What is the number of lines holding the word "FinOps"? Write that number and nothing else.

* begin *

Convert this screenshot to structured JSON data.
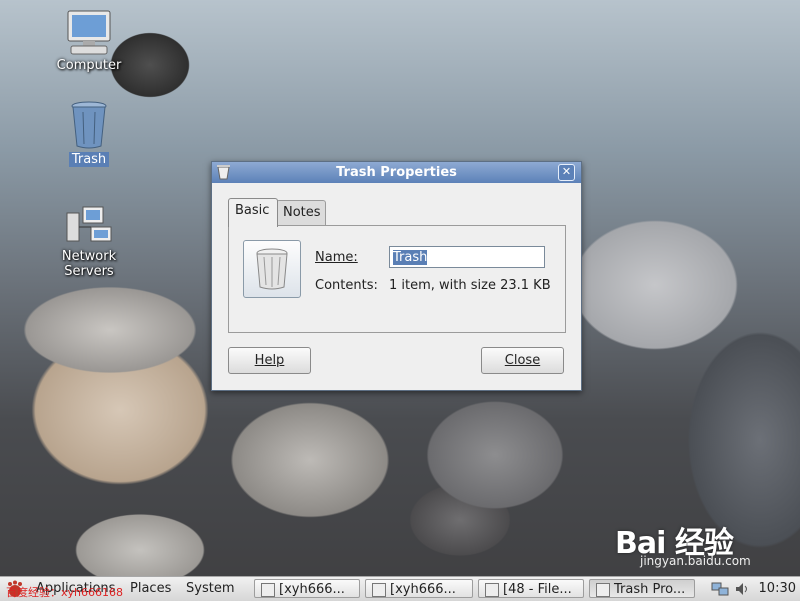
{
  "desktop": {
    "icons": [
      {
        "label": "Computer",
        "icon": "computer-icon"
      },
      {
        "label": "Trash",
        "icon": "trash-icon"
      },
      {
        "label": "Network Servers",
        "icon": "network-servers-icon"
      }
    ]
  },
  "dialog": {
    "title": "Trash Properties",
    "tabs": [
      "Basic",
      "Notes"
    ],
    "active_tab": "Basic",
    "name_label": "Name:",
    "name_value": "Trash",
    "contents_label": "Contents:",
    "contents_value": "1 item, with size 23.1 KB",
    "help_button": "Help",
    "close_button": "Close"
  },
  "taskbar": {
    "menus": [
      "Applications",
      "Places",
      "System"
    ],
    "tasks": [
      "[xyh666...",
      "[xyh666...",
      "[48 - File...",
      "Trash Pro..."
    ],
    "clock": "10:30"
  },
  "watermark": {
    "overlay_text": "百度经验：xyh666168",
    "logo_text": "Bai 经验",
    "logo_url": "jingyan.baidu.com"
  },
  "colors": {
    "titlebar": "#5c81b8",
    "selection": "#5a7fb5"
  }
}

* end *
* begin *

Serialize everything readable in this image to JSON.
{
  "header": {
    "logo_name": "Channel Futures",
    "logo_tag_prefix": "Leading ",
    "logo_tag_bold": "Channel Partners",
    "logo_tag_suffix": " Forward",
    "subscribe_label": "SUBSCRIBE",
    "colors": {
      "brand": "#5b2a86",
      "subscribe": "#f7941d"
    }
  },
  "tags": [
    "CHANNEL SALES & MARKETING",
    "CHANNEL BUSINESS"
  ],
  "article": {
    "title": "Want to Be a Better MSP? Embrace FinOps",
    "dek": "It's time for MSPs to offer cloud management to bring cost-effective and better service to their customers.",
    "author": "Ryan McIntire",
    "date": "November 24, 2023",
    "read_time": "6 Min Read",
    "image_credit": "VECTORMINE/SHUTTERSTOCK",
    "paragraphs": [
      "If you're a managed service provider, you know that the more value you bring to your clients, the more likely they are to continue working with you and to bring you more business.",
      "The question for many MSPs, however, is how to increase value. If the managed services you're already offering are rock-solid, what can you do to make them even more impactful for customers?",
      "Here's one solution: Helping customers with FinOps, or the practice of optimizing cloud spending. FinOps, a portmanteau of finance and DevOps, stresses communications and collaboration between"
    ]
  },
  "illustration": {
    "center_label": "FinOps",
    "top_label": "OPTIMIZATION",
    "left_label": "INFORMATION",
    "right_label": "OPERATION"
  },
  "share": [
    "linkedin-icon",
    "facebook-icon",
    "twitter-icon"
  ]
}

* end *

> **Complete output**
3